» TASK REQUIREMENTS
Isolate every line in the records below with "mmol" in it.

== RECORDS FOR THIS EXERCISE

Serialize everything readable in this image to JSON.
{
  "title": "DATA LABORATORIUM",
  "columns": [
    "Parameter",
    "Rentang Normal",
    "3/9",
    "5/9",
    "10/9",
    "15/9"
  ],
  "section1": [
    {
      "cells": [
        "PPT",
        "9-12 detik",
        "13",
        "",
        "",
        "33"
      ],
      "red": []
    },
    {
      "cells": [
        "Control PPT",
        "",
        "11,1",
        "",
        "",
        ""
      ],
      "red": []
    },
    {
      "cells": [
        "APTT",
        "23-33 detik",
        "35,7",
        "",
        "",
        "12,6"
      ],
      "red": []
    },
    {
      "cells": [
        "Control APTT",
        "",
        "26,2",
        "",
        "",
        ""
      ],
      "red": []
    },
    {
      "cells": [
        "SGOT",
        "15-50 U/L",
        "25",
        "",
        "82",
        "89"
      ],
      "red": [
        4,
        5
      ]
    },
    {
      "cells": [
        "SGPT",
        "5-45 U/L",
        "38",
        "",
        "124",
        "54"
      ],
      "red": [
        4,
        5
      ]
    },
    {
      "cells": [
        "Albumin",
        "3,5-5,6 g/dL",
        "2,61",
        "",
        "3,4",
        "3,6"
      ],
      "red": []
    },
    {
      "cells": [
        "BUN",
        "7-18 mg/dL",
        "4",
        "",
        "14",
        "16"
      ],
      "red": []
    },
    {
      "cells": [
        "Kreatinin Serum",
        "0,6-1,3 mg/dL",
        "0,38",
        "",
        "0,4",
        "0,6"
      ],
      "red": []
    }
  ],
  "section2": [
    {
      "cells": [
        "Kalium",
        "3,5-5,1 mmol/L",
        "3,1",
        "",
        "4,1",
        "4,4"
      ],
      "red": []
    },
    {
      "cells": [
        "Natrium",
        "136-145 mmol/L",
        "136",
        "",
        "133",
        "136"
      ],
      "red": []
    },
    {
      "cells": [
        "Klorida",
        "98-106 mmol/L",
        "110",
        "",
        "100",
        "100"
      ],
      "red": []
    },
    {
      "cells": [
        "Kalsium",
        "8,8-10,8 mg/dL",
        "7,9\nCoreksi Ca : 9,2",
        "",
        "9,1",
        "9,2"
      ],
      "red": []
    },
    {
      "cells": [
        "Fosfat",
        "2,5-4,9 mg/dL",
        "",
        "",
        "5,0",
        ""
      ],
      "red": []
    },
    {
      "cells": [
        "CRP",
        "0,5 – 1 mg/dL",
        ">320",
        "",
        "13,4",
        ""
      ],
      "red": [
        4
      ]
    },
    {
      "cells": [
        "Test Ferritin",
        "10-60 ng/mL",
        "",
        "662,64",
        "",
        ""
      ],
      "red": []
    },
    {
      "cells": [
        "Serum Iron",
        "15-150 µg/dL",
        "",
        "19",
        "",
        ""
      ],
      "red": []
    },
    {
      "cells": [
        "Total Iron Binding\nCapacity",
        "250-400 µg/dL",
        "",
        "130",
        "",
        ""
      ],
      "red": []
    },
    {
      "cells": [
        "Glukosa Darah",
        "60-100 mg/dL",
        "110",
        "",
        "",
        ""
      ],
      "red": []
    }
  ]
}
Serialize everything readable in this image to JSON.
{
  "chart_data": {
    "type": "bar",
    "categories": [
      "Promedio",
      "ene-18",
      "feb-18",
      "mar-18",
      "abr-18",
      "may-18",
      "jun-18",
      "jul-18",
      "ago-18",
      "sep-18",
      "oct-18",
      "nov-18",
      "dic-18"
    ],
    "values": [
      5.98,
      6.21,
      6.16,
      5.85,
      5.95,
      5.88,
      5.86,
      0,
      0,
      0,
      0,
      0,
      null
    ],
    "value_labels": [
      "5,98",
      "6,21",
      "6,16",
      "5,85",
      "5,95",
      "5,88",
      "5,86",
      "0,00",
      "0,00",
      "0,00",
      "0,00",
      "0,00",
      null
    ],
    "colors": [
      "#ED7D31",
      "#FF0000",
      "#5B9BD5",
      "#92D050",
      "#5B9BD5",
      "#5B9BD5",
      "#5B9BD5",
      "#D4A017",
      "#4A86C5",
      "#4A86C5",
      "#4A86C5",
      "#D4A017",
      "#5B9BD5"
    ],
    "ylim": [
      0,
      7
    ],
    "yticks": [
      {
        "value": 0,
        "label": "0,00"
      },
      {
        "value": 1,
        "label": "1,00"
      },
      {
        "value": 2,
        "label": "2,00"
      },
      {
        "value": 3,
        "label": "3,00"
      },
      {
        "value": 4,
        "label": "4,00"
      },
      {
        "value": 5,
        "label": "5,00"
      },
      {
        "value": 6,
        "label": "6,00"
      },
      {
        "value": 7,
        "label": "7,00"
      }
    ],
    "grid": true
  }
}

====

» COMPLETE RESPONSE
        "3,5-5,1 mmol/L",
        "136-145 mmol/L",
        "98-106 mmol/L",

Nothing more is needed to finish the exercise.